Exercise objective
Tell how many lines have the string "словахъ" in them, and write nothing besides the number.

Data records
+++++
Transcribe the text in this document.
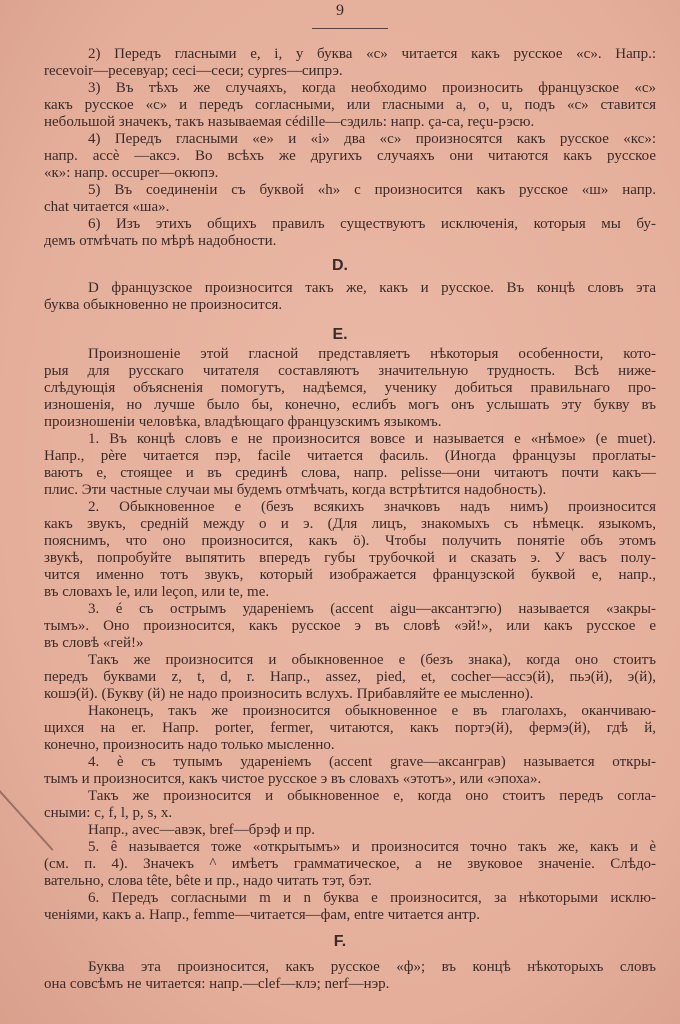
9
2) Передъ гласными e, i, y буква «c» читается какъ русское «c». Напр.:
recevoir—ресевуар; ceci—сеси; cypres—сипрэ.
3) Въ тѣхъ же случаяхъ, когда необходимо произносить французское «c»
какъ русское «c» и передъ согласными, или гласными a, o, u, подъ «c» ставится
небольшой значекъ, такъ называемая cédille—сэдиль: напр. ça-са, reçu-рэсю.
4) Передъ гласными «e» и «i» два «c» произносятся какъ русское «кс»:
напр. accè —аксэ. Во всѣхъ же другихъ случаяхъ они читаются какъ русское
«к»: напр. occuper—окюпэ.
5) Въ соединеніи съ буквой «h» c произносится какъ русское «ш» напр.
chat читается «ша».
6) Изъ этихъ общихъ правилъ существуютъ исключенія, которыя мы бу-
демъ отмѣчать по мѣрѣ надобности.
D.
D французское произносится такъ же, какъ и русское. Въ концѣ словъ эта
буква обыкновенно не произносится.
E.
Произношеніе этой гласной представляетъ нѣкоторыя особенности, кото-
рыя для русскаго читателя составляютъ значительную трудность. Всѣ ниже-
слѣдующія объясненія помогутъ, надѣемся, ученику добиться правильнаго про-
изношенія, но лучше было бы, конечно, еслибъ могъ онъ услышать эту букву въ
произношеніи человѣка, владѣющаго французскимъ языкомъ.
1. Въ концѣ словъ e не произносится вовсе и называется e «нѣмое» (e muet).
Напр., père читается пэр, facile читается фасиль. (Иногда французы проглаты-
ваютъ e, стоящее и въ срединѣ слова, напр. pelisse—они читаютъ почти какъ—
плис. Эти частные случаи мы будемъ отмѣчать, когда встрѣтится надобность).
2. Обыкновенное e (безъ всякихъ значковъ надъ нимъ) произносится
какъ звукъ, средній между о и э. (Для лицъ, знакомыхъ съ нѣмецк. языкомъ,
пояснимъ, что оно произносится, какъ ö). Чтобы получить понятіе объ этомъ
звукѣ, попробуйте выпятить впередъ губы трубочкой и сказать э. У васъ полу-
чится именно тотъ звукъ, который изображается французской буквой e, напр.,
въ словахъ le, или leçon, или te, me.
3. é съ острымъ удареніемъ (accent aigu—аксантэгю) называется «закры-
тымъ». Оно произносится, какъ русское э въ словѣ «эй!», или какъ русское e
въ словѣ «гей!»
Такъ же произносится и обыкновенное e (безъ знака), когда оно стоитъ
передъ буквами z, t, d, r. Напр., assez, pied, et, cocher—ассэ(й), пьэ(й), э(й),
кошэ(й). (Букву (й) не надо произносить вслухъ. Прибавляйте ее мысленно).
Наконецъ, такъ же произносится обыкновенное e въ глаголахъ, оканчиваю-
щихся на er. Напр. porter, fermer, читаются, какъ портэ(й), фермэ(й), гдѣ й,
конечно, произносить надо только мысленно.
4. è съ тупымъ удареніемъ (accent grave—аксанграв) называется откры-
тымъ и произносится, какъ чистое русское э въ словахъ «этотъ», или «эпоха».
Такъ же произносится и обыкновенное e, когда оно стоитъ передъ согла-
сными: c, f, l, p, s, x.
Напр., avec—авэк, bref—брэф и пр.
5. ê называется тоже «открытымъ» и произносится точно такъ же, какъ и è
(см. п. 4). Значекъ ^ имѣетъ грамматическое, а не звуковое значеніе. Слѣдо-
вательно, слова tête, bête и пр., надо читать тэт, бэт.
6. Передъ согласными m и n буква e произносится, за нѣкоторыми исклю-
ченіями, какъ a. Напр., femme—читается—фам, entre читается антр.
F.
Буква эта произносится, какъ русское «ф»; въ концѣ нѣкоторыхъ словъ
она совсѣмъ не читается: напр.—clef—клэ; nerf—нэр.
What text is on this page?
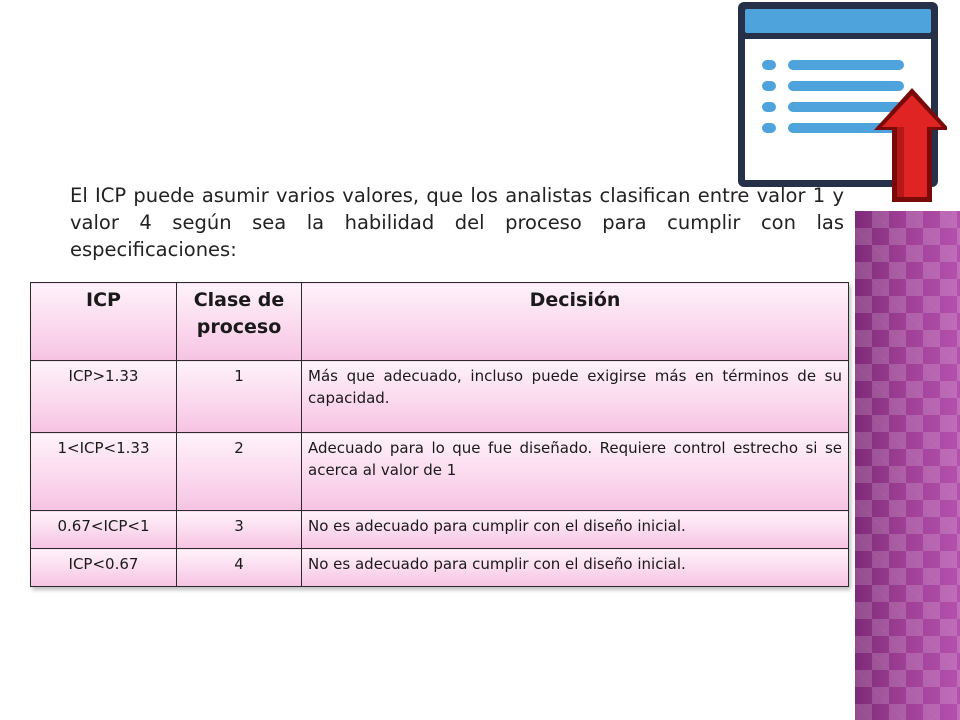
El ICP puede asumir varios valores, que los analistas clasifican entre valor 1 y valor 4 según sea la habilidad del proceso para cumplir con las especificaciones:

ICP	Clase de proceso	Decisión
ICP>1.33	1	Más que adecuado, incluso puede exigirse más en términos de su capacidad.
1<ICP<1.33	2	Adecuado para lo que fue diseñado. Requiere control estrecho si se acerca al valor de 1
0.67<ICP<1	3	No es adecuado para cumplir con el diseño inicial.
ICP<0.67	4	No es adecuado para cumplir con el diseño inicial.
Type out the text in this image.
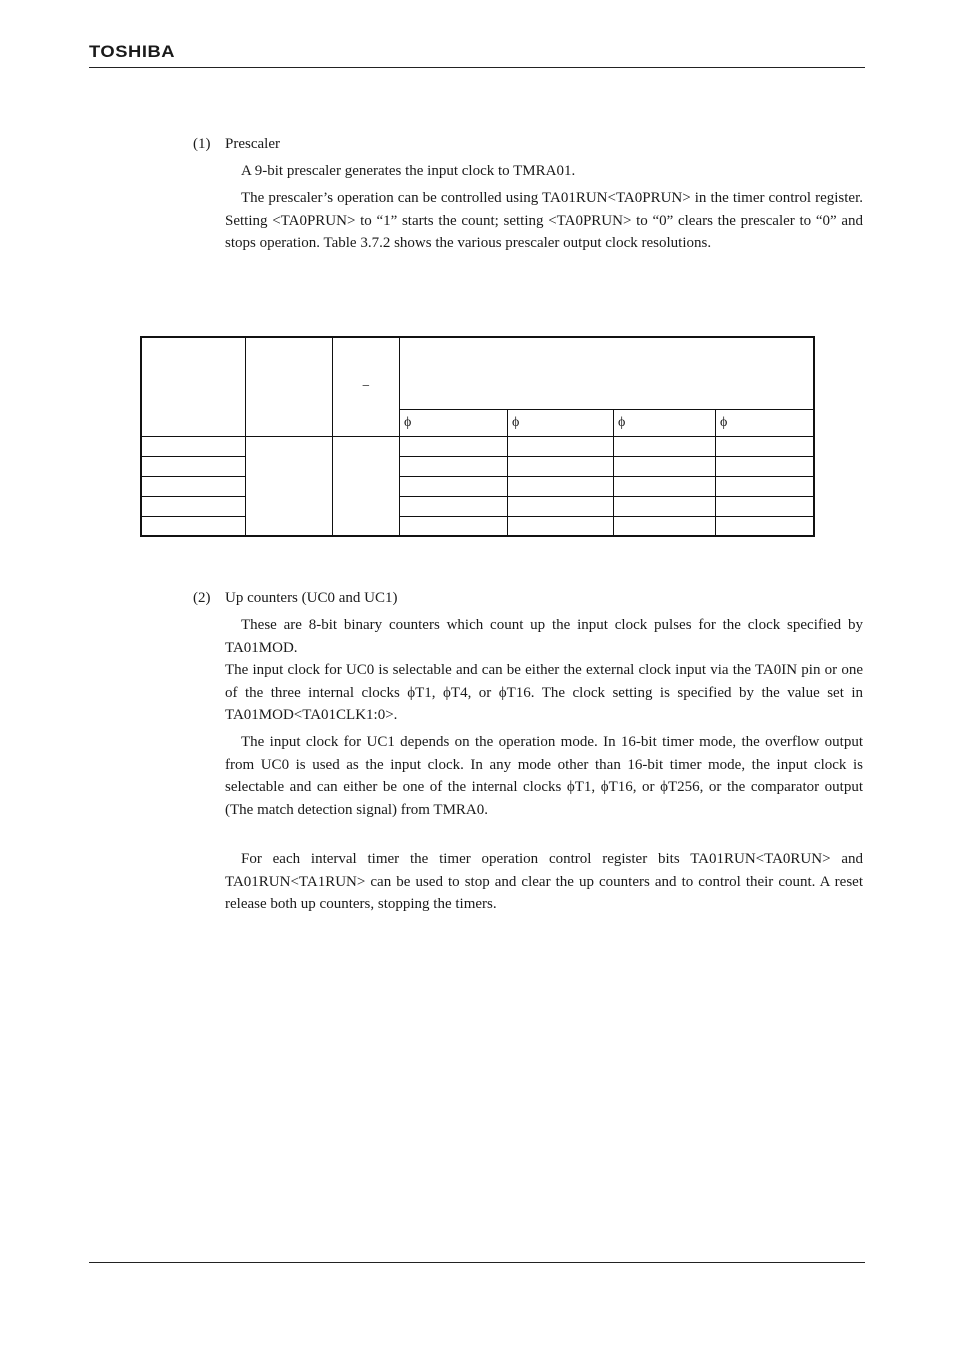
TOSHIBA
(1) Prescaler
A 9-bit prescaler generates the input clock to TMRA01.
The prescaler’s operation can be controlled using TA01RUN<TA0PRUN> in the timer control register. Setting <TA0PRUN> to “1” starts the count; setting <TA0PRUN> to “0” clears the prescaler to “0” and stops operation. Table 3.7.2 shows the various prescaler output clock resolutions.
		−				
			ϕ	ϕ	ϕ	ϕ

(2) Up counters (UC0 and UC1)
These are 8-bit binary counters which count up the input clock pulses for the clock specified by TA01MOD.
The input clock for UC0 is selectable and can be either the external clock input via the TA0IN pin or one of the three internal clocks ϕT1, ϕT4, or ϕT16. The clock setting is specified by the value set in TA01MOD<TA01CLK1:0>.
The input clock for UC1 depends on the operation mode. In 16-bit timer mode, the overflow output from UC0 is used as the input clock. In any mode other than 16-bit timer mode, the input clock is selectable and can either be one of the internal clocks ϕT1, ϕT16, or ϕT256, or the comparator output (The match detection signal) from TMRA0.
For each interval timer the timer operation control register bits TA01RUN<TA0RUN> and TA01RUN<TA1RUN> can be used to stop and clear the up counters and to control their count. A reset release both up counters, stopping the timers.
+++++
Answer
2